Where the data below has the string "they", return the whole line.

———

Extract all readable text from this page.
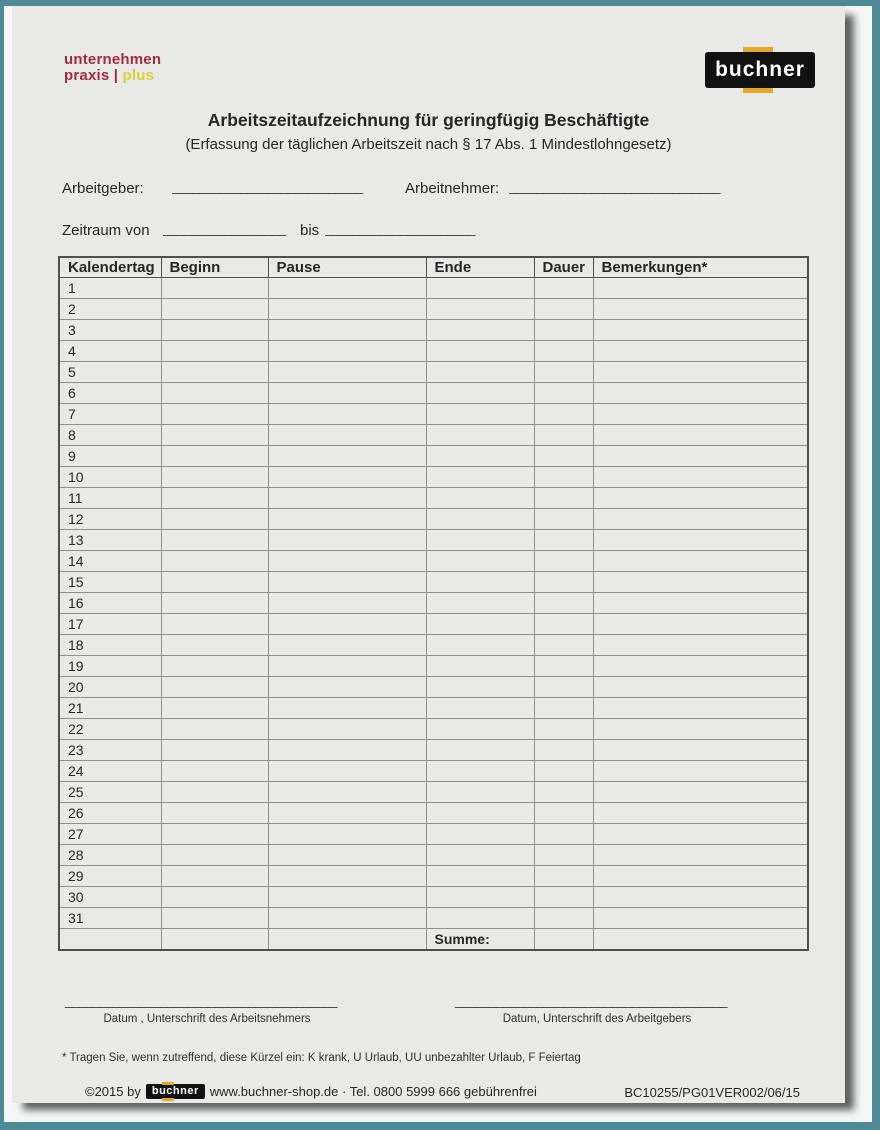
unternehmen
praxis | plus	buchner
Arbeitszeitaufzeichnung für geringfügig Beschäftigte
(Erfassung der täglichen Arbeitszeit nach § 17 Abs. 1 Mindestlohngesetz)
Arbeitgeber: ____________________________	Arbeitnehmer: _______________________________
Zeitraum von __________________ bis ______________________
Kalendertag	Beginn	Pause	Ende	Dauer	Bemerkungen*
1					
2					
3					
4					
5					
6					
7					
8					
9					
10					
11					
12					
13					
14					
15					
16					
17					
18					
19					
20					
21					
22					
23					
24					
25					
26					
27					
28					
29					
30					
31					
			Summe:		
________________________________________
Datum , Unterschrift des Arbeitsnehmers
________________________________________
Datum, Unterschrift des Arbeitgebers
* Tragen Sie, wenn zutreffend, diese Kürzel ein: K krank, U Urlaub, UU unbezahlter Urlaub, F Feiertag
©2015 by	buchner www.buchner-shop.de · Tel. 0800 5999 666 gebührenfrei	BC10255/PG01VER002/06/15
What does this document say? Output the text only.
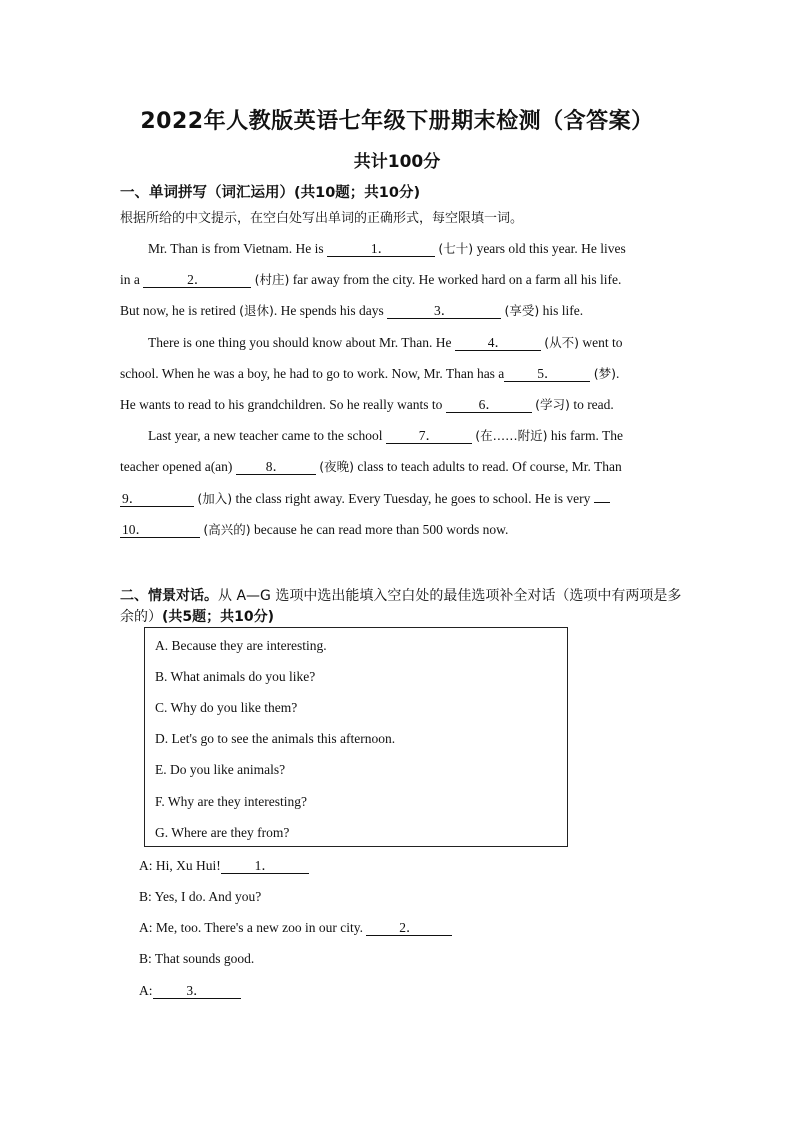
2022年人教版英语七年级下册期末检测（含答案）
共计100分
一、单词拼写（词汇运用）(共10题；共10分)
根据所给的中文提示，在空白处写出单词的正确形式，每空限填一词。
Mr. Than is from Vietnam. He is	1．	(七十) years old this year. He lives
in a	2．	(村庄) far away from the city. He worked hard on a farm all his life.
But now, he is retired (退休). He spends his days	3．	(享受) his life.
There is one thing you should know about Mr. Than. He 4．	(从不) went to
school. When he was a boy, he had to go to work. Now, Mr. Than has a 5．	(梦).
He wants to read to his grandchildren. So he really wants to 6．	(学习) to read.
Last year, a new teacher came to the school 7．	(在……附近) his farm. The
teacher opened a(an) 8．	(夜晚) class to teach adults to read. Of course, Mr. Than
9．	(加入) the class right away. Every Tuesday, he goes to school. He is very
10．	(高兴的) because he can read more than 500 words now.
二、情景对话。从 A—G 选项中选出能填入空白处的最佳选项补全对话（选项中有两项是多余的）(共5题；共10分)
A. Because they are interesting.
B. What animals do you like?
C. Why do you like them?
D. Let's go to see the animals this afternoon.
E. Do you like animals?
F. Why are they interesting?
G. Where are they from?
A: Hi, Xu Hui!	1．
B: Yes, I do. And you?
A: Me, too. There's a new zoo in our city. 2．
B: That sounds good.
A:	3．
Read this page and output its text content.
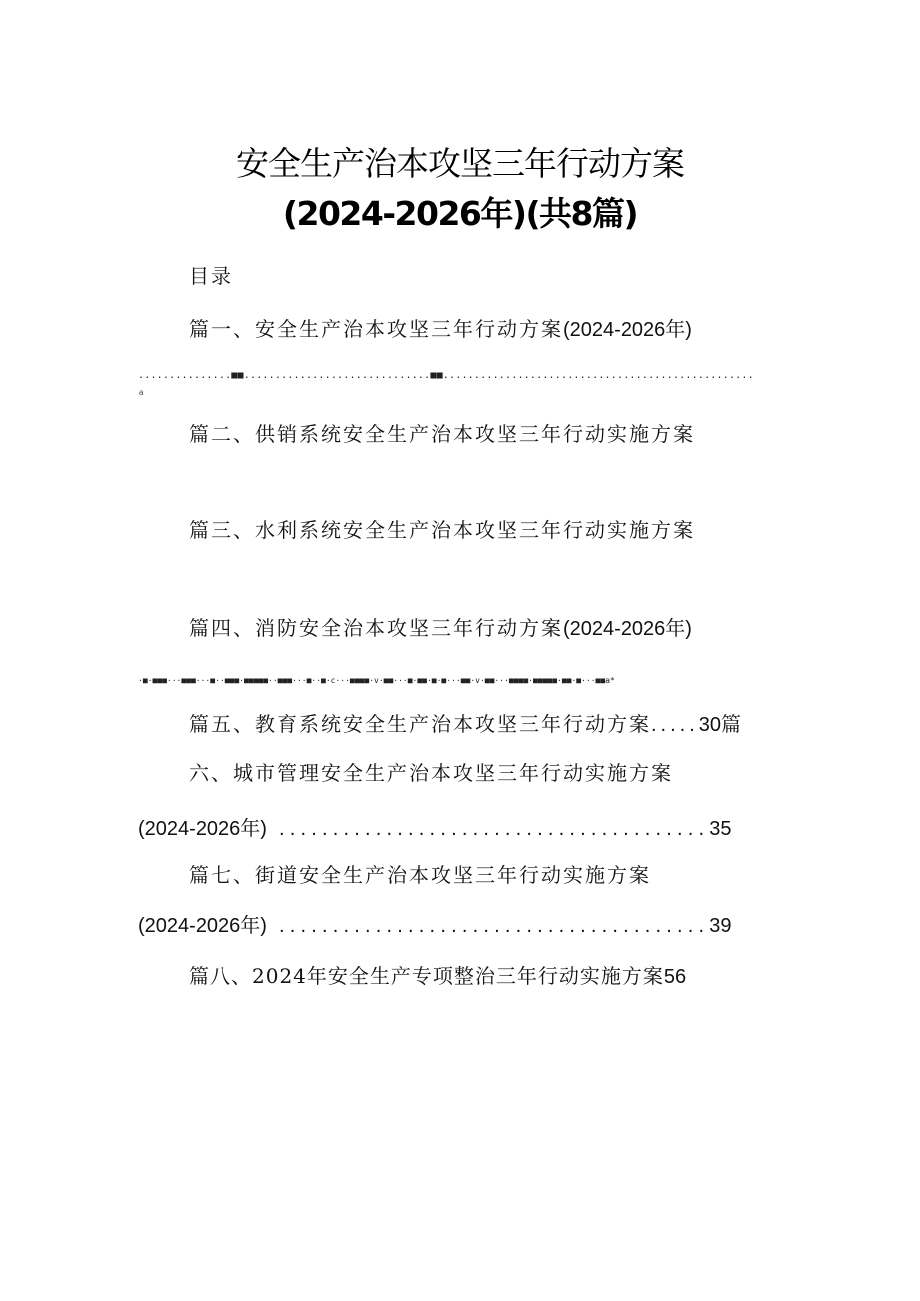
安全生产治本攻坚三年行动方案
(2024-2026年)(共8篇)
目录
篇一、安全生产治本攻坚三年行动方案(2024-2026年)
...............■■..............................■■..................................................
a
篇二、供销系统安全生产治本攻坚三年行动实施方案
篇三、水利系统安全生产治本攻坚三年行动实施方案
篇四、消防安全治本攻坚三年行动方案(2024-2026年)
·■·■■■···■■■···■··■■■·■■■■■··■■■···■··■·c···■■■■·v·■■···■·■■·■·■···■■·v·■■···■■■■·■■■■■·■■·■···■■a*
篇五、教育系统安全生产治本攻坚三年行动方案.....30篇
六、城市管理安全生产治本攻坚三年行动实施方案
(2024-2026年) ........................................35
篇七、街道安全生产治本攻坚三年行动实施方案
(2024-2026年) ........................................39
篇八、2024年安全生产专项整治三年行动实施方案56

———

RESULT FOR THIS EXERCISE:
A. Because they are interesting.
F. Why are they interesting?
G. Where are they from?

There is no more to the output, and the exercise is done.